Exercise objective
Say how many lines contain "during", using only the number.

* BEGIN Record set *

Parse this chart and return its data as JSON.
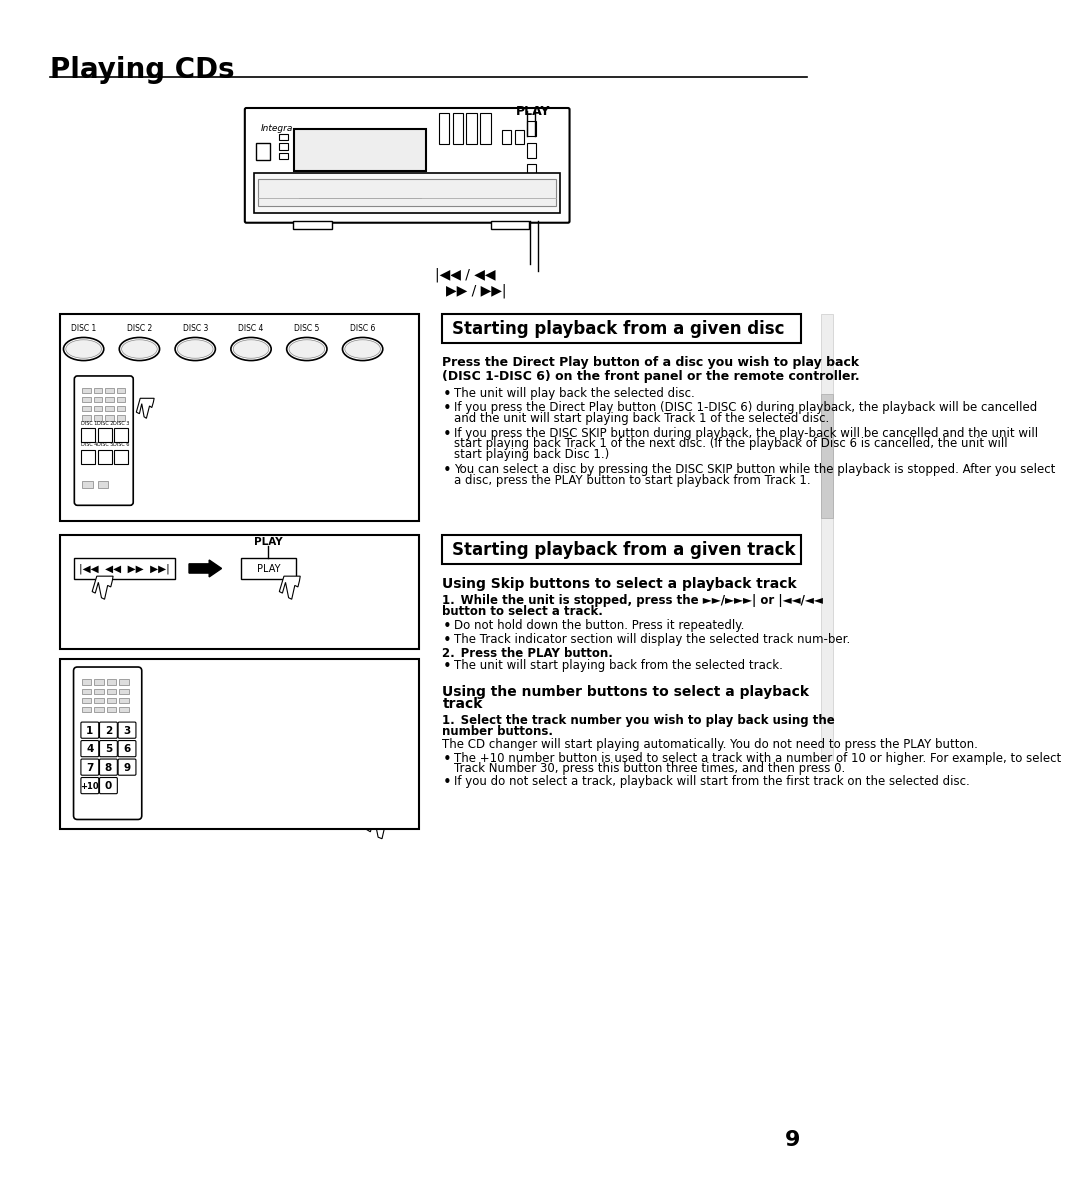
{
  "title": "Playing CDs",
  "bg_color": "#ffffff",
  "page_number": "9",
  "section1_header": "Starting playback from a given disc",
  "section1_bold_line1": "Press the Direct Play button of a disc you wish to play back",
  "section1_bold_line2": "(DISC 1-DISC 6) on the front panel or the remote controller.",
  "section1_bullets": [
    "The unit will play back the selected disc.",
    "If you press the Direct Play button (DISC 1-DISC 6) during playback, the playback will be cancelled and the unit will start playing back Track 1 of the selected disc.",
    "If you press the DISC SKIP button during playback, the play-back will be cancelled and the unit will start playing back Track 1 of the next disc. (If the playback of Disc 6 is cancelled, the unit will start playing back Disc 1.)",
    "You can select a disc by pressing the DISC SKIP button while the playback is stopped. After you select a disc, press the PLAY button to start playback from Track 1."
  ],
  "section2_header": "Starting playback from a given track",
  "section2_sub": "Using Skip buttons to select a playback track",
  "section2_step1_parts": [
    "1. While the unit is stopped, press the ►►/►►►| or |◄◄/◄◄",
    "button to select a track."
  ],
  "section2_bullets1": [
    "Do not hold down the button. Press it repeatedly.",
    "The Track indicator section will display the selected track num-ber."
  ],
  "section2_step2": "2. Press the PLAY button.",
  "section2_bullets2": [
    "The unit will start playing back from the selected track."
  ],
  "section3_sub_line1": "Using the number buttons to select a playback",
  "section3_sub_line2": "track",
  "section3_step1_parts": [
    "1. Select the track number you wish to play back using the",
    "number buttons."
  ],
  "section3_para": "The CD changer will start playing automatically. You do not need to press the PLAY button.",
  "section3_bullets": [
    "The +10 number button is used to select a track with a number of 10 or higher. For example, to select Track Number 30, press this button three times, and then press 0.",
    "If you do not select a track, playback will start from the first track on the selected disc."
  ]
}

* END Record set *

Exercise solution
2